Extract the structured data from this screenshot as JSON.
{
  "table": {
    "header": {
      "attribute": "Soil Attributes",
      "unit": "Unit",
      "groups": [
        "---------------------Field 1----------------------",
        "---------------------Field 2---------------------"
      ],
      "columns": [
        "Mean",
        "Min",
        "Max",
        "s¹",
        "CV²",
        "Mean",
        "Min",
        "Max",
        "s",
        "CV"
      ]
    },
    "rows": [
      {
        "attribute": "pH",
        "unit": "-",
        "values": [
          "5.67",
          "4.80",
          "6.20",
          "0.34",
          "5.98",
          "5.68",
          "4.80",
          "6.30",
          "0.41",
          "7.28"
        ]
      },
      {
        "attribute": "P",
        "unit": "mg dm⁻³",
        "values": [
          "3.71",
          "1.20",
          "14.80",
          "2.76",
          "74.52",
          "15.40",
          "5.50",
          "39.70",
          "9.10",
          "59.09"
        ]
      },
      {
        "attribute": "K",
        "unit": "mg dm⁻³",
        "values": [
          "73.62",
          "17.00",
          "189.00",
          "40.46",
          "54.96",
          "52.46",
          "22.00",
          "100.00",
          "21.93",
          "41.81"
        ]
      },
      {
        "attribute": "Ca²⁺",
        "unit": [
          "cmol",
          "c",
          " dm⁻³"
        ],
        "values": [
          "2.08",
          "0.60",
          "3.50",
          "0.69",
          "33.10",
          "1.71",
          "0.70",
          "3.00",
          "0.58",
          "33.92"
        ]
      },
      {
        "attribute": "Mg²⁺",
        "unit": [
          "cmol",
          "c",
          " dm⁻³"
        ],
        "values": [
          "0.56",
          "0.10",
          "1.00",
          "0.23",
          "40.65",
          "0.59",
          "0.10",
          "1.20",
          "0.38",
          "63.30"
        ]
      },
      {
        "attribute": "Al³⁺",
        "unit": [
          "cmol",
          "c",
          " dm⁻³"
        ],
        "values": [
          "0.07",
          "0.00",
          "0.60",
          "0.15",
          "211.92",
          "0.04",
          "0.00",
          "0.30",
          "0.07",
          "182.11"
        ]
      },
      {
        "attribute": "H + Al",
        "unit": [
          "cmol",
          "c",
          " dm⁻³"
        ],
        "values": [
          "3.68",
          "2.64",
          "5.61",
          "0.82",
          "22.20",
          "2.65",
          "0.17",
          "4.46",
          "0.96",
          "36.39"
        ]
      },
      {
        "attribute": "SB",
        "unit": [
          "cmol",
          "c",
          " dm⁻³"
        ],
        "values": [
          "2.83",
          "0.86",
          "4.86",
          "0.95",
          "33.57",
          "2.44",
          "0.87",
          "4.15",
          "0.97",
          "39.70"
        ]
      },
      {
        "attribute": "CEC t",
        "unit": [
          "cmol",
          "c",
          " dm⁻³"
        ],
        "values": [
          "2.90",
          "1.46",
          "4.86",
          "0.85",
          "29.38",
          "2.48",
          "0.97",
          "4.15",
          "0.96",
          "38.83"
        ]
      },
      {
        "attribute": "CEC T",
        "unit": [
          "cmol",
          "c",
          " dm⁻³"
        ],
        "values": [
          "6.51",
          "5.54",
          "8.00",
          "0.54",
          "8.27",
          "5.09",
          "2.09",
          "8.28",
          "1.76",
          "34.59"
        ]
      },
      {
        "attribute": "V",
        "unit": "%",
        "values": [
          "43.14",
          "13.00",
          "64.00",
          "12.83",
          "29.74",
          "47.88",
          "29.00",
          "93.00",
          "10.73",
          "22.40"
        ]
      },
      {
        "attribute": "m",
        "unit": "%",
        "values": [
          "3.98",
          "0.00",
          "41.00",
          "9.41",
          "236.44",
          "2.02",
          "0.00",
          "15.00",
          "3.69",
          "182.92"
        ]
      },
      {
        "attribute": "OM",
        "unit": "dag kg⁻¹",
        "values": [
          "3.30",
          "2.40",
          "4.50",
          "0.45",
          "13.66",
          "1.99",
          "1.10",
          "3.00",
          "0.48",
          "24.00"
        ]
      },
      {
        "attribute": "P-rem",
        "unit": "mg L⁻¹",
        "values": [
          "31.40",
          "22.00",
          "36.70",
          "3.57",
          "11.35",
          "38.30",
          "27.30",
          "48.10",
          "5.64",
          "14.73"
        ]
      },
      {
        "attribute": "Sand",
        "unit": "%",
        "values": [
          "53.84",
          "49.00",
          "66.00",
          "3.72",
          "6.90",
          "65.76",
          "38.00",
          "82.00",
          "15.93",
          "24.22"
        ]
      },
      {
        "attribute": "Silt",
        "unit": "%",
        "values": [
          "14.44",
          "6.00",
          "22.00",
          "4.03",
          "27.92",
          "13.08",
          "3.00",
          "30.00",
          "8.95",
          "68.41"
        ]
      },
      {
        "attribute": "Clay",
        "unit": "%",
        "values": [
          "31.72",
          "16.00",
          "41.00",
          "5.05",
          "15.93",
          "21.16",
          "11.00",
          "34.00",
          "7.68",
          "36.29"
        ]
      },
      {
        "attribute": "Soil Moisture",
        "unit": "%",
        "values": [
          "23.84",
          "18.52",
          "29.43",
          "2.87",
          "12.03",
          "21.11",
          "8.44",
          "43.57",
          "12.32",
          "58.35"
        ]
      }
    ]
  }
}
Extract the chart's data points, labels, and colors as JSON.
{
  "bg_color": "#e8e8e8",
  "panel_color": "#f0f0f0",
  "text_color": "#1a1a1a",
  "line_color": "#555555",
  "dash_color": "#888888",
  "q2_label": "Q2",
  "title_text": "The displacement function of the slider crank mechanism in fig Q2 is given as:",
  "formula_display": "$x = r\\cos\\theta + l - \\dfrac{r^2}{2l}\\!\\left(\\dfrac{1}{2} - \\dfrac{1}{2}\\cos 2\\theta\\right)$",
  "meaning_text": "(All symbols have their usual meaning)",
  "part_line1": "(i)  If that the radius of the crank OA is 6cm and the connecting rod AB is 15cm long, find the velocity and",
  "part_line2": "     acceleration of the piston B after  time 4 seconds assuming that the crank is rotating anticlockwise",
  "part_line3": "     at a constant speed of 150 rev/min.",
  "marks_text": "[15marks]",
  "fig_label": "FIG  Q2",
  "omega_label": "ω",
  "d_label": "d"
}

> _What is needed_
Find the line that contains "Extract the chart's" in the listing above. Retype it and every line after it up to the last, exactly, and nothing else.

> _Result for this exercise_
Extract the chart's data points, labels, and colors as JSON.
{
  "bg_color": "#e8e8e8",
  "panel_color": "#f0f0f0",
  "text_color": "#1a1a1a",
  "line_color": "#555555",
  "dash_color": "#888888",
  "q2_label": "Q2",
  "title_text": "The displacement function of the slider crank mechanism in fig Q2 is given as:",
  "formula_display": "$x = r\\cos\\theta + l - \\dfrac{r^2}{2l}\\!\\left(\\dfrac{1}{2} - \\dfrac{1}{2}\\cos 2\\theta\\right)$",
  "meaning_text": "(All symbols have their usual meaning)",
  "part_line1": "(i)  If that the radius of the crank OA is 6cm and the connecting rod AB is 15cm long, find the velocity and",
  "part_line2": "     acceleration of the piston B after  time 4 seconds assuming that the crank is rotating anticlockwise",
  "part_line3": "     at a constant speed of 150 rev/min.",
  "marks_text": "[15marks]",
  "fig_label": "FIG  Q2",
  "omega_label": "ω",
  "d_label": "d"
}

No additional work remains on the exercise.